Input rows:
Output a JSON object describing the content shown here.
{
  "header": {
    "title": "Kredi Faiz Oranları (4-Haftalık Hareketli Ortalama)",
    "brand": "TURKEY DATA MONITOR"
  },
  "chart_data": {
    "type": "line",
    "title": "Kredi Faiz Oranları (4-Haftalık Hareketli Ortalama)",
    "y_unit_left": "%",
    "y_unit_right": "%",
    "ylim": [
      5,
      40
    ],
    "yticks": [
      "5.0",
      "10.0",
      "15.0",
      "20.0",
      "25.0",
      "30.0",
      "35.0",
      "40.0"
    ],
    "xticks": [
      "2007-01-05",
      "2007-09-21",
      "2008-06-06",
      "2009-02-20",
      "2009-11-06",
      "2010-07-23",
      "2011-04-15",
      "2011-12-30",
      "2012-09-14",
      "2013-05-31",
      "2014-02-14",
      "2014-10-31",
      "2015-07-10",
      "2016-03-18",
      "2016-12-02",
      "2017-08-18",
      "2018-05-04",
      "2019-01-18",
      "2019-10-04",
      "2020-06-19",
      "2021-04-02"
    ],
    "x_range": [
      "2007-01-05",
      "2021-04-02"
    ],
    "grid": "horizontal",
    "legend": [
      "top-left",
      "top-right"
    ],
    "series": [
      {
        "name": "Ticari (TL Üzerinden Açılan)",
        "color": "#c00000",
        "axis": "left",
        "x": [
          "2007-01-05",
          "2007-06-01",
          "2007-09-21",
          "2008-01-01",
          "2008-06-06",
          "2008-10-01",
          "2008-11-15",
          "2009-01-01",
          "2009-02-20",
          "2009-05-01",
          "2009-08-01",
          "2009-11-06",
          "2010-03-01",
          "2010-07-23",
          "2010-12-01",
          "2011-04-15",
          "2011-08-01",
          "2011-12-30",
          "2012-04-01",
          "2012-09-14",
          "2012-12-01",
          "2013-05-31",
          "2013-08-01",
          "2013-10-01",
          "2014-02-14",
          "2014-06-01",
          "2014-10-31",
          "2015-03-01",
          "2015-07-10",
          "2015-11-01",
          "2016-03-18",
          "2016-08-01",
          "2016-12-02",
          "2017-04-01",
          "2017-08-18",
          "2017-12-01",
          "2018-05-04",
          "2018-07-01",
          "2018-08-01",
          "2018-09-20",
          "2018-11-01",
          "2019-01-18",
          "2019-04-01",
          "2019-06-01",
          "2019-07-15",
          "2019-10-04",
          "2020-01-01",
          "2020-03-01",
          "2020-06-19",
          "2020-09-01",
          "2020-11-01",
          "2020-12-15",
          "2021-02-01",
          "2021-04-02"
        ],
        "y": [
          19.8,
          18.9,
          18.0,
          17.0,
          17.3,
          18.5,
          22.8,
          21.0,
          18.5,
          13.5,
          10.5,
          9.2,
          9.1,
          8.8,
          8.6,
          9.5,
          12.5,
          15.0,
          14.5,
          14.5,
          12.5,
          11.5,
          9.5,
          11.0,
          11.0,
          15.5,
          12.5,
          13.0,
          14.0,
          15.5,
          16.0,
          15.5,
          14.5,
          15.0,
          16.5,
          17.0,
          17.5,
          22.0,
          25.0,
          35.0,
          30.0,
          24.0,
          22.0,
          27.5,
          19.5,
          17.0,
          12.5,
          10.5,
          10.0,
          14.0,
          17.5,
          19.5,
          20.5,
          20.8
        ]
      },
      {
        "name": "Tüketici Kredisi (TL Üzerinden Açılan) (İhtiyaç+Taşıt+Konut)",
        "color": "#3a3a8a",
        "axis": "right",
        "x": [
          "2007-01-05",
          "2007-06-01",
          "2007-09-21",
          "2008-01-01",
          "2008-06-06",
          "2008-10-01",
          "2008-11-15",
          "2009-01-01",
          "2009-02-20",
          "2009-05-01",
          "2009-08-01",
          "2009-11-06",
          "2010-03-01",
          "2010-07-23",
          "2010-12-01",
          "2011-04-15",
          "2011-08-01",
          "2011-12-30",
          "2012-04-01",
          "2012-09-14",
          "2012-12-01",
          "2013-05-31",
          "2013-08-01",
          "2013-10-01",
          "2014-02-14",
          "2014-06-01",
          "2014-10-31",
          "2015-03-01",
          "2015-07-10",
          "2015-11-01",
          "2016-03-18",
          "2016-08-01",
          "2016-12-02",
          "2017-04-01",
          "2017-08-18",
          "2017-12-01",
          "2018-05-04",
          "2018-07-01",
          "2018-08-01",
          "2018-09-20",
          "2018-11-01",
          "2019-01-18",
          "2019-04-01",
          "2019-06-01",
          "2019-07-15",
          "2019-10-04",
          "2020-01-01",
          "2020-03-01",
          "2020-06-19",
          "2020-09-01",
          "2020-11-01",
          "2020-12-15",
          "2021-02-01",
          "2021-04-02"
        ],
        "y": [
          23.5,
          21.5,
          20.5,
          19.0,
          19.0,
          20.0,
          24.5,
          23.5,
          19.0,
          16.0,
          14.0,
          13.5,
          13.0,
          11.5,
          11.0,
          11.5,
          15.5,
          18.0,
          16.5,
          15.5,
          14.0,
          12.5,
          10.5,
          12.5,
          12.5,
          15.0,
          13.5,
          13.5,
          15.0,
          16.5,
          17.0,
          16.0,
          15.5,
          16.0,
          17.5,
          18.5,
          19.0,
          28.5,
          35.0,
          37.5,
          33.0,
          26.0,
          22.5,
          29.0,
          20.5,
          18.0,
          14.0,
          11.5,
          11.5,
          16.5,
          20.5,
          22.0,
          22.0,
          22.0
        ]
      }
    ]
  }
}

Direction:
Scan the material and collect every line that contains "Açılan".

Solution to this exercise:
        "name": "Ticari (TL Üzerinden Açılan)",
        "name": "Tüketici Kredisi (TL Üzerinden Açılan) (İhtiyaç+Taşıt+Konut)",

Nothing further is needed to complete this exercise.